» Data excerpts
* start *
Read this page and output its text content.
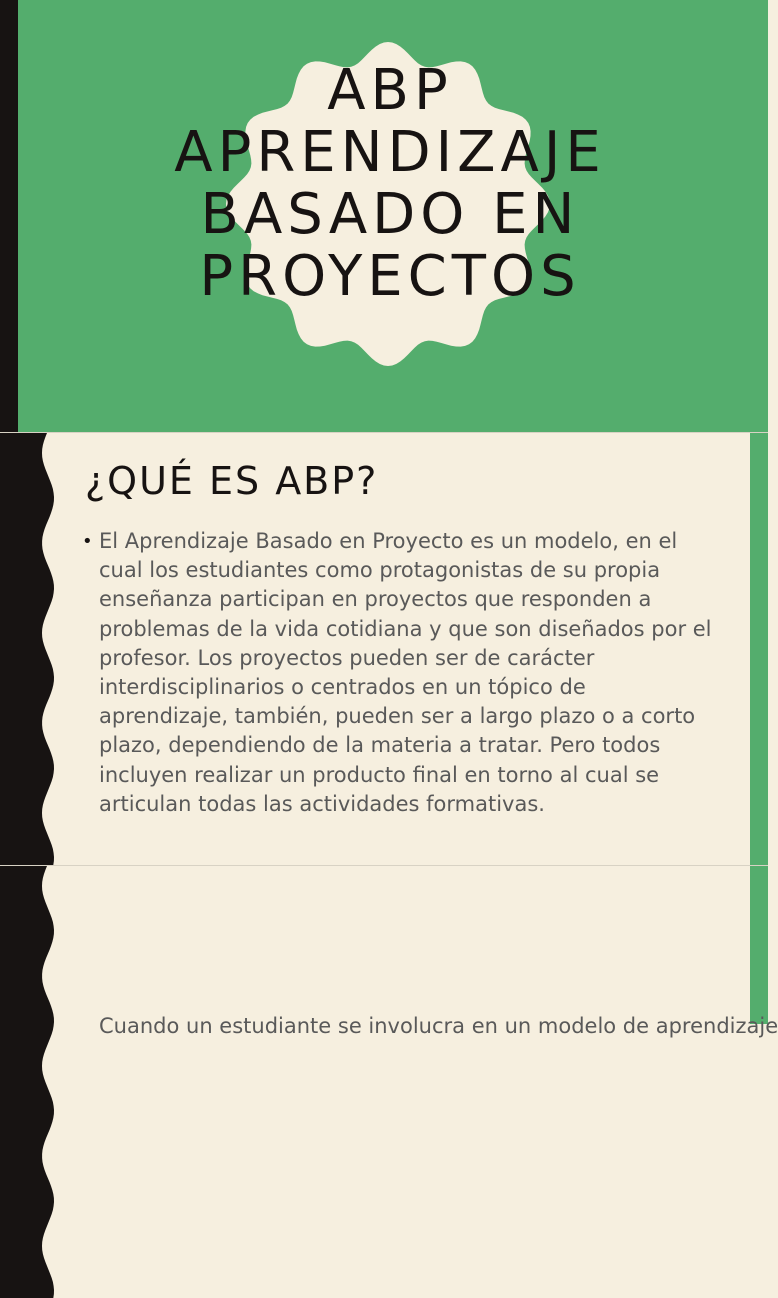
ABP
APRENDIZAJE
BASADO EN
PROYECTOS
¿QUÉ ES ABP?
• El Aprendizaje Basado en Proyecto es un modelo, en el cual los estudiantes como protagonistas de su propia enseñanza participan en proyectos que responden a problemas de la vida cotidiana y que son diseñados por el profesor. Los proyectos pueden ser de carácter interdisciplinarios o centrados en un tópico de aprendizaje, también, pueden ser a largo plazo o a corto plazo, dependiendo de la materia a tratar. Pero todos incluyen realizar un producto final en torno al cual se articulan todas las actividades formativas.

Cuando un estudiante se involucra en un modelo de aprendizaje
* end *
Restate the records above in full, word for word. Keep pictures out.

Read this page and output its text content.
ABP
APRENDIZAJE
BASADO EN
PROYECTOS
¿QUÉ ES ABP?
• El Aprendizaje Basado en Proyecto es un modelo, en el cual los estudiantes como protagonistas de su propia enseñanza participan en proyectos que responden a problemas de la vida cotidiana y que son diseñados por el profesor. Los proyectos pueden ser de carácter interdisciplinarios o centrados en un tópico de aprendizaje, también, pueden ser a largo plazo o a corto plazo, dependiendo de la materia a tratar. Pero todos incluyen realizar un producto final en torno al cual se articulan todas las actividades formativas.

Cuando un estudiante se involucra en un modelo de aprendizaje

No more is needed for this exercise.